> [Problem details]
Among the entries, which lines carry the string "zbek"? Copy each of them.

> [Records for this exercise]
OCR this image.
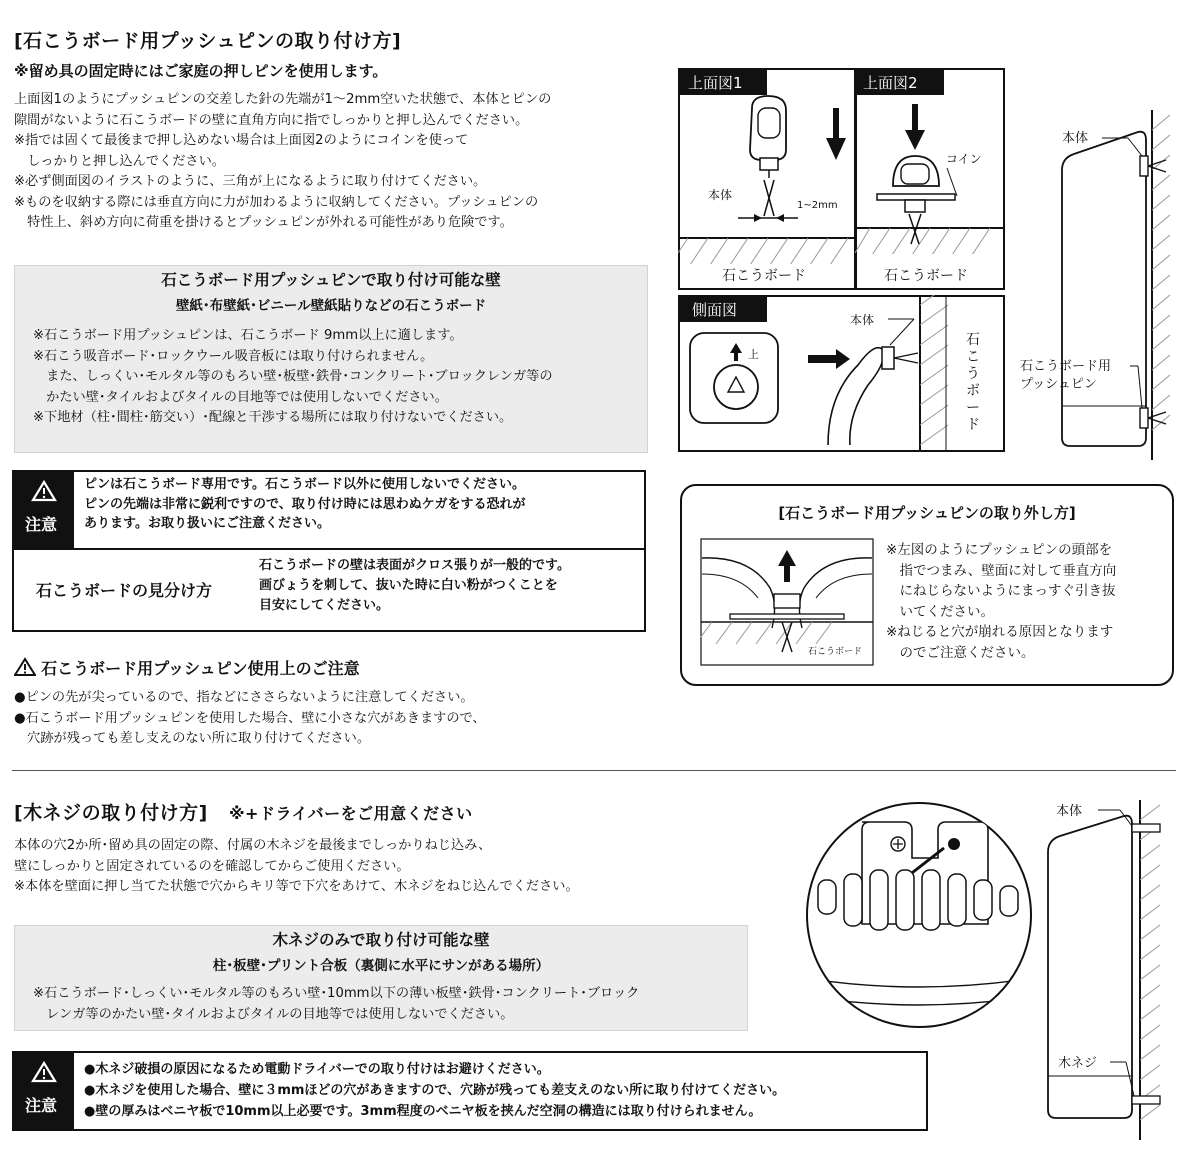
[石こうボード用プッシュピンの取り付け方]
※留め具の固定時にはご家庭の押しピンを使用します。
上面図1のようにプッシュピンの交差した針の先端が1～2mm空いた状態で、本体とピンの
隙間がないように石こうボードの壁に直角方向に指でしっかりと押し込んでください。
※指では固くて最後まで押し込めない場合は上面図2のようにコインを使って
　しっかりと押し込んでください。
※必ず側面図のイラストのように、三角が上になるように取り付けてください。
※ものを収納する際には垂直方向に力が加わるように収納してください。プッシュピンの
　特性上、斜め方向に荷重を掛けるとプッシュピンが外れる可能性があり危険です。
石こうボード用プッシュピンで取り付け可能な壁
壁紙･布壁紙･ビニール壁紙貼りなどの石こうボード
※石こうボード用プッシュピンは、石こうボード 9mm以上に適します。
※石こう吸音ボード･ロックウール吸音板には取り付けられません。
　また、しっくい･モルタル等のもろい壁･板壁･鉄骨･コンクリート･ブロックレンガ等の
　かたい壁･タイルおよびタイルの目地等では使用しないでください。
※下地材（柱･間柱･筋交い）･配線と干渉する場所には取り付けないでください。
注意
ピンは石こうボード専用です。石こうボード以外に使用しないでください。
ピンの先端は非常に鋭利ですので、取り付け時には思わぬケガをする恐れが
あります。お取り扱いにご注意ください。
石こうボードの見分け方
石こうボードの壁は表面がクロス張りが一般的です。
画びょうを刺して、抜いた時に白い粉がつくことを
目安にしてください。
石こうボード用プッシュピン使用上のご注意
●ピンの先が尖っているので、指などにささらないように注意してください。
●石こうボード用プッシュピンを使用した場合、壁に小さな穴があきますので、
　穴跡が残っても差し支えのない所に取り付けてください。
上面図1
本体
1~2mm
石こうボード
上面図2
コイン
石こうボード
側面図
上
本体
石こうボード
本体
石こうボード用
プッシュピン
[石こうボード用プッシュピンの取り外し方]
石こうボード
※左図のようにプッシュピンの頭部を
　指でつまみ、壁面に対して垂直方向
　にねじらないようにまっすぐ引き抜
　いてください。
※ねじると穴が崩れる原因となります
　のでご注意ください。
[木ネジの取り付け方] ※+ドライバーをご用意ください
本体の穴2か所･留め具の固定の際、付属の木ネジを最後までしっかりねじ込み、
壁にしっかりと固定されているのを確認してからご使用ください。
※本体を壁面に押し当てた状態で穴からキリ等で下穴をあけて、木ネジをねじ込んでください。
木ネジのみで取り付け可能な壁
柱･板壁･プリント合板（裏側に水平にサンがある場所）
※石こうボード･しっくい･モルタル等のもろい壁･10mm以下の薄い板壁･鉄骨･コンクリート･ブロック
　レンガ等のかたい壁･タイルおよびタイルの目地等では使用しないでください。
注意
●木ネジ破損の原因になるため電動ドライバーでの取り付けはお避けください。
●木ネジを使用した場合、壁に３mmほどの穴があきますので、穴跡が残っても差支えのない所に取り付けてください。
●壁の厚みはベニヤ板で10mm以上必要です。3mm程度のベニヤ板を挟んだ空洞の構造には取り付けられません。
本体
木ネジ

* * *

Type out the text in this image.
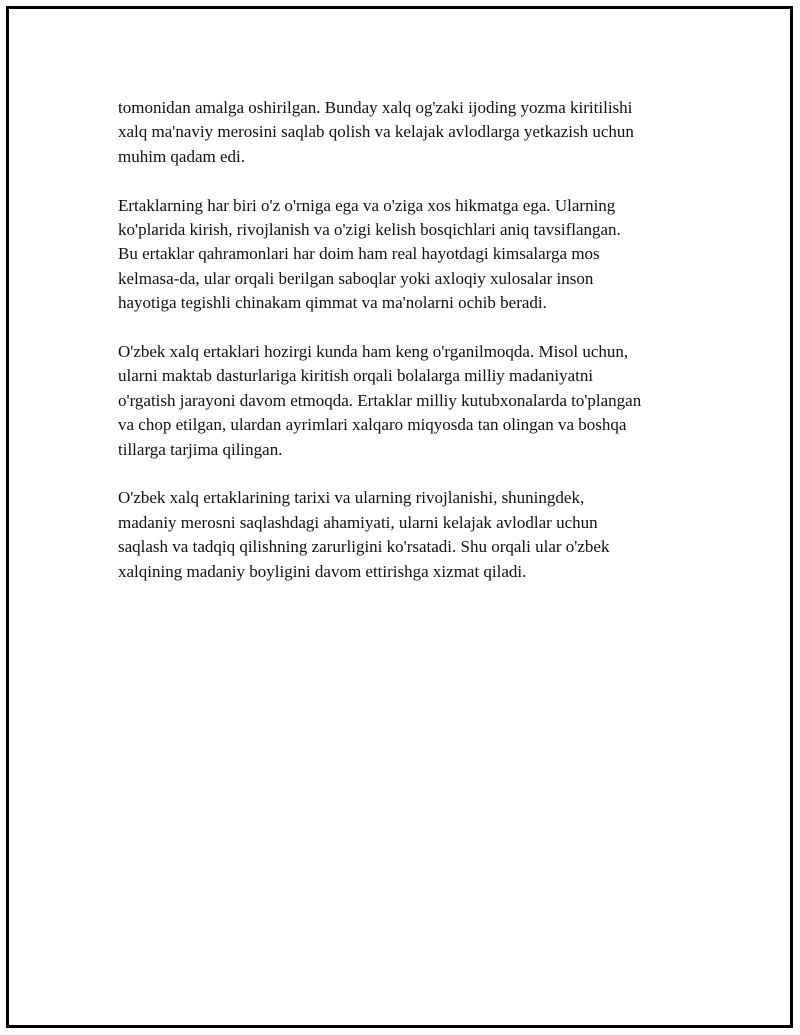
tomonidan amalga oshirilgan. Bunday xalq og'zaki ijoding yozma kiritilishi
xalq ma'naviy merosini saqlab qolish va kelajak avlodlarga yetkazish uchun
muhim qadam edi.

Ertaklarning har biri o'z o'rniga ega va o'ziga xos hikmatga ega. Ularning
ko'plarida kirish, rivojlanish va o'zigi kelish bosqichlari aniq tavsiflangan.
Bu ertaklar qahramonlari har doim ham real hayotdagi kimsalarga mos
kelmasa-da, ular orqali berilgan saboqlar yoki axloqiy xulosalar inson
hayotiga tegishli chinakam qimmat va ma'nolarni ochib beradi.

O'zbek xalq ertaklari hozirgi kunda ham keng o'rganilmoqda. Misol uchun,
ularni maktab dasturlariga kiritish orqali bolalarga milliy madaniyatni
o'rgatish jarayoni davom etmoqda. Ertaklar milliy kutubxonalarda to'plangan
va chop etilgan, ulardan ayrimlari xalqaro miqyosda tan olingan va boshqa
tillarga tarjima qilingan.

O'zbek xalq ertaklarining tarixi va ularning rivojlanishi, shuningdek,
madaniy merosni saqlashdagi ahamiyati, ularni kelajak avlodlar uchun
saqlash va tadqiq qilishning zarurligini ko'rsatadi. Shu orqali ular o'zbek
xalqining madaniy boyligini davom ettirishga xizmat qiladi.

> [Written response]
O'zbek xalq ertaklari hozirgi kunda ham keng o'rganilmoqda. Misol uchun,
O'zbek xalq ertaklarining tarixi va ularning rivojlanishi, shuningdek,
saqlash va tadqiq qilishning zarurligini ko'rsatadi. Shu orqali ular o'zbek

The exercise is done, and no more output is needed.